Task brief
Go through the records and show each line where the word "JSON" occurs.

Figure record listings:
§

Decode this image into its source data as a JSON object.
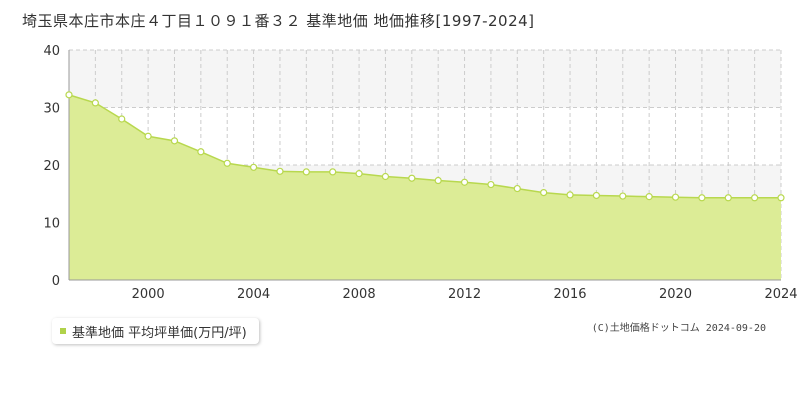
{
  "title": "埼玉県本庄市本庄４丁目１０９１番３２ 基準地価 地価推移[1997-2024]",
  "legend": {
    "label": "基準地価 平均坪単価(万円/坪)"
  },
  "credit": "(C)土地価格ドットコム 2024-09-20",
  "colors": {
    "fill": "#dcec96",
    "line": "#b8d84e",
    "point_fill": "#ffffff",
    "band": "#f5f5f5",
    "grid": "#cccccc",
    "axis": "#999999"
  },
  "chart_data": {
    "type": "area",
    "x": [
      1997,
      1998,
      1999,
      2000,
      2001,
      2002,
      2003,
      2004,
      2005,
      2006,
      2007,
      2008,
      2009,
      2010,
      2011,
      2012,
      2013,
      2014,
      2015,
      2016,
      2017,
      2018,
      2019,
      2020,
      2021,
      2022,
      2023,
      2024
    ],
    "series": [
      {
        "values": [
          32.2,
          30.8,
          28.0,
          25.0,
          24.2,
          22.3,
          20.3,
          19.6,
          18.9,
          18.8,
          18.8,
          18.5,
          18.0,
          17.7,
          17.3,
          17.0,
          16.6,
          15.9,
          15.2,
          14.8,
          14.7,
          14.6,
          14.5,
          14.4,
          14.3,
          14.3,
          14.3,
          14.3
        ]
      }
    ],
    "xlim": [
      1997,
      2024
    ],
    "ylim": [
      0,
      40
    ],
    "yticks": [
      0,
      10,
      20,
      30,
      40
    ],
    "xticks": [
      2000,
      2004,
      2008,
      2012,
      2016,
      2020,
      2024
    ],
    "grid": true
  }
}
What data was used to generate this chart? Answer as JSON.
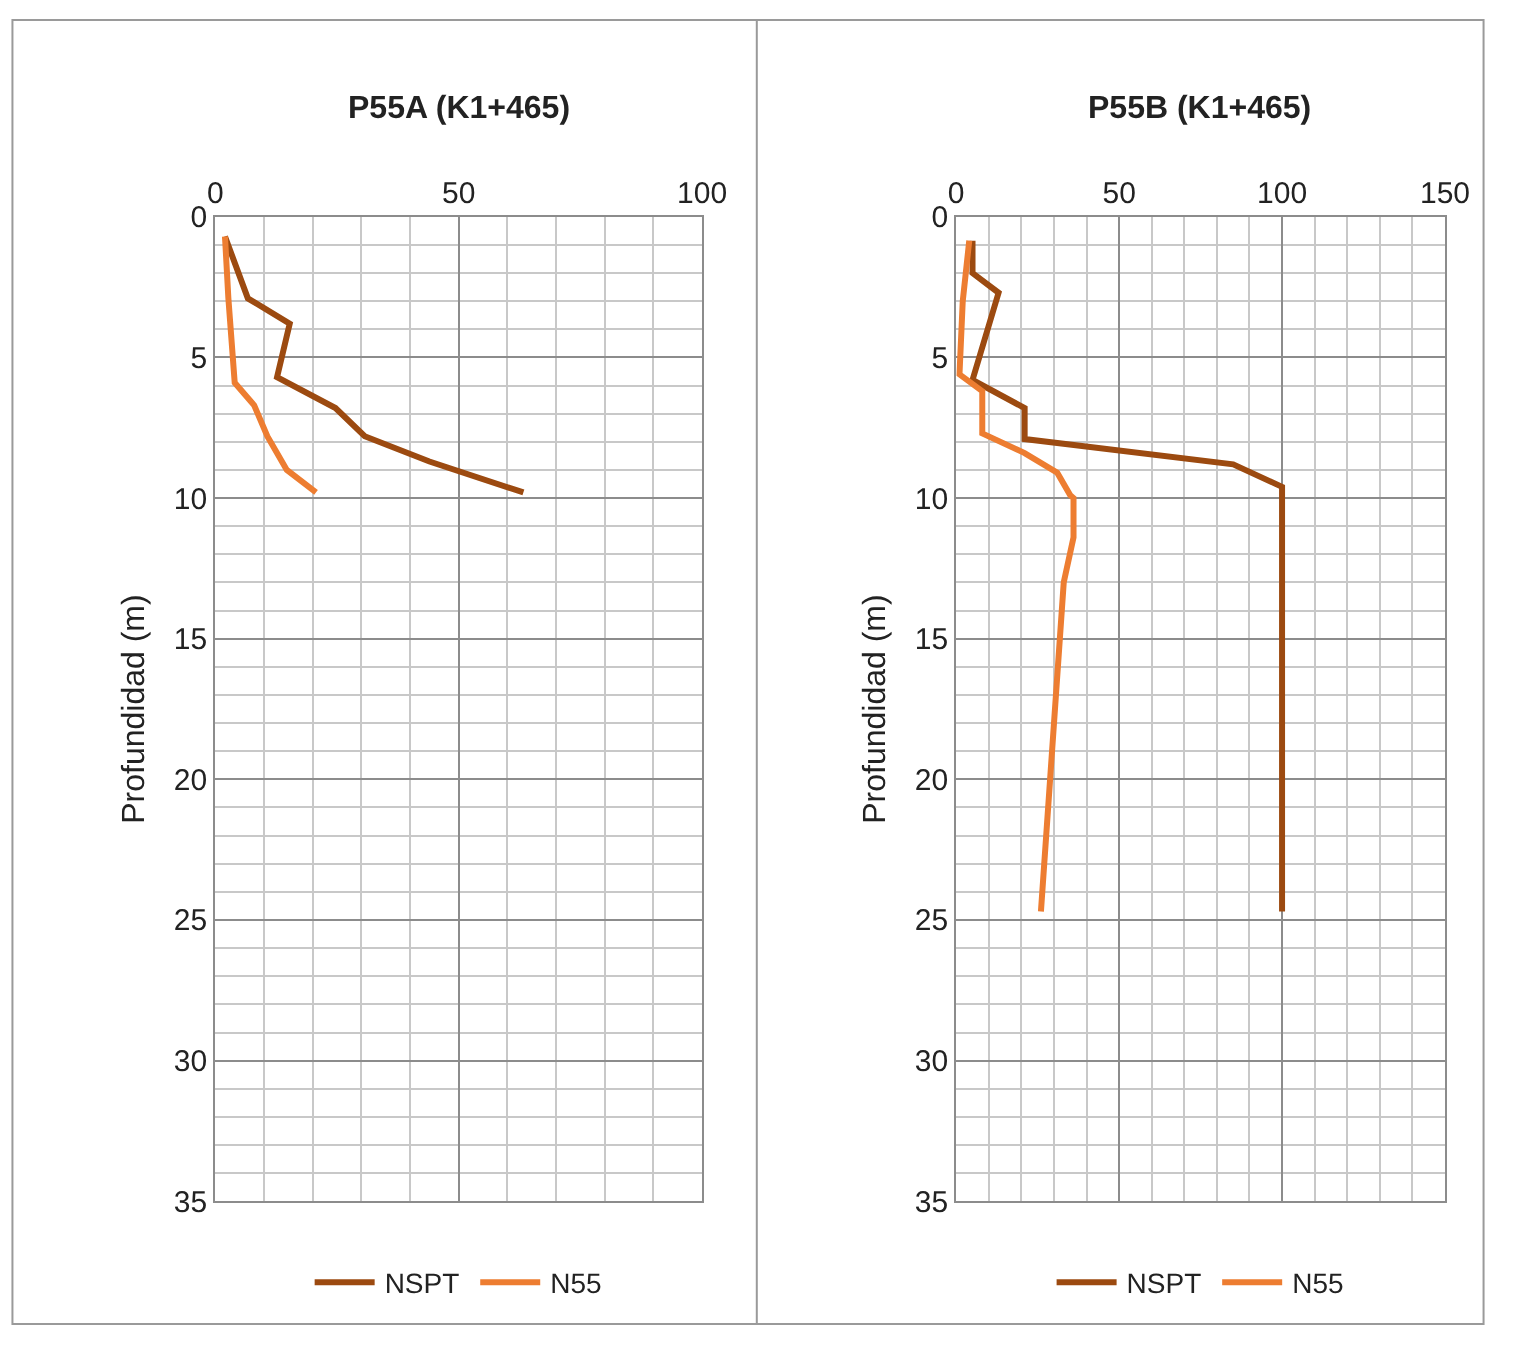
{
  "chart_data": [
    {
      "type": "line",
      "title": "P55A (K1+465)",
      "ylabel": "Profundidad (m)",
      "xlim": [
        0,
        100
      ],
      "xticks": [
        0,
        50,
        100
      ],
      "ylim": [
        35,
        0
      ],
      "yticks": [
        0,
        5,
        10,
        15,
        20,
        25,
        30,
        35
      ],
      "grid": true,
      "legend": "bottom",
      "marker": "none",
      "line_style": "solid",
      "series": [
        {
          "name": "NSPT",
          "color": "#9c4a10",
          "x": [
            2,
            6.7,
            15.3,
            12.7,
            24.7,
            30.7,
            44,
            63.3
          ],
          "values": [
            0.7,
            2.9,
            3.8,
            5.7,
            6.8,
            7.8,
            8.7,
            9.8
          ]
        },
        {
          "name": "N55",
          "color": "#ed7d31",
          "x": [
            2,
            2.7,
            4,
            8,
            10.7,
            14.7,
            20.7
          ],
          "values": [
            0.7,
            2.9,
            5.9,
            6.7,
            7.8,
            9.0,
            9.8
          ]
        }
      ]
    },
    {
      "type": "line",
      "title": "P55B (K1+465)",
      "ylabel": "Profundidad (m)",
      "xlim": [
        0,
        150
      ],
      "xticks": [
        0,
        50,
        100,
        150
      ],
      "ylim": [
        35,
        0
      ],
      "yticks": [
        0,
        5,
        10,
        15,
        20,
        25,
        30,
        35
      ],
      "grid": true,
      "legend": "bottom",
      "marker": "none",
      "line_style": "solid",
      "series": [
        {
          "name": "NSPT",
          "color": "#9c4a10",
          "x": [
            5,
            5,
            13,
            5,
            21,
            21,
            85,
            100,
            100
          ],
          "values": [
            0.85,
            2,
            2.7,
            5.8,
            6.8,
            7.9,
            8.8,
            9.6,
            24.7
          ]
        },
        {
          "name": "N55",
          "color": "#ed7d31",
          "x": [
            4,
            2,
            1,
            8,
            8,
            21,
            31,
            35,
            36,
            36,
            33,
            26
          ],
          "values": [
            0.85,
            3,
            5.6,
            6.2,
            7.7,
            8.4,
            9.1,
            9.9,
            10,
            11.4,
            13,
            24.7
          ]
        }
      ]
    }
  ]
}
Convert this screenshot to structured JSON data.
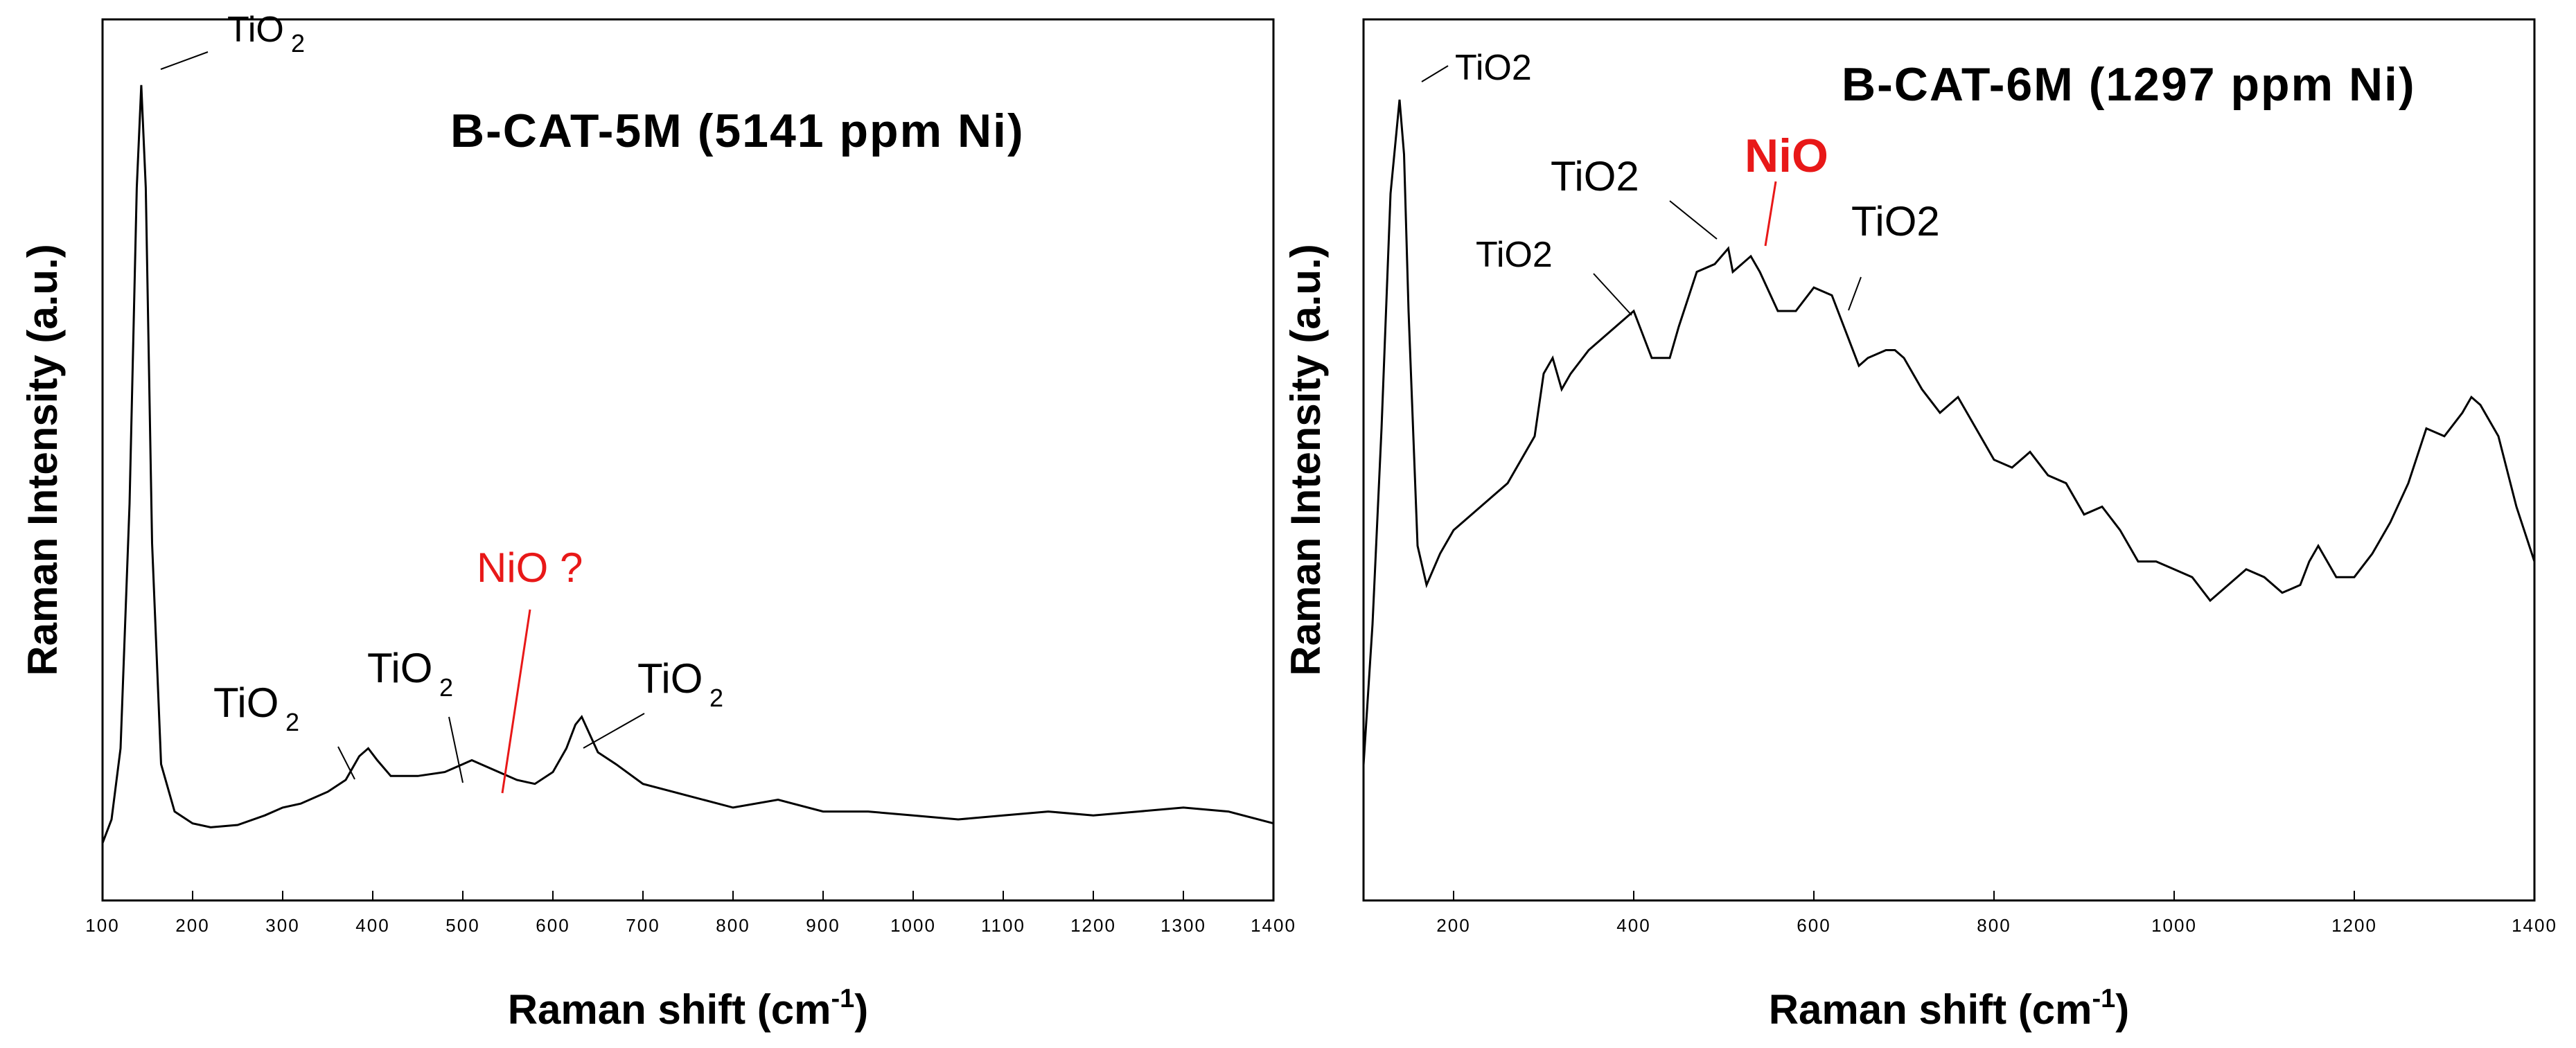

§

The output
Decode this image into its source data as a JSON object.
What data was used to generate this chart? Answer as JSON.
Convert this screenshot to structured JSON data.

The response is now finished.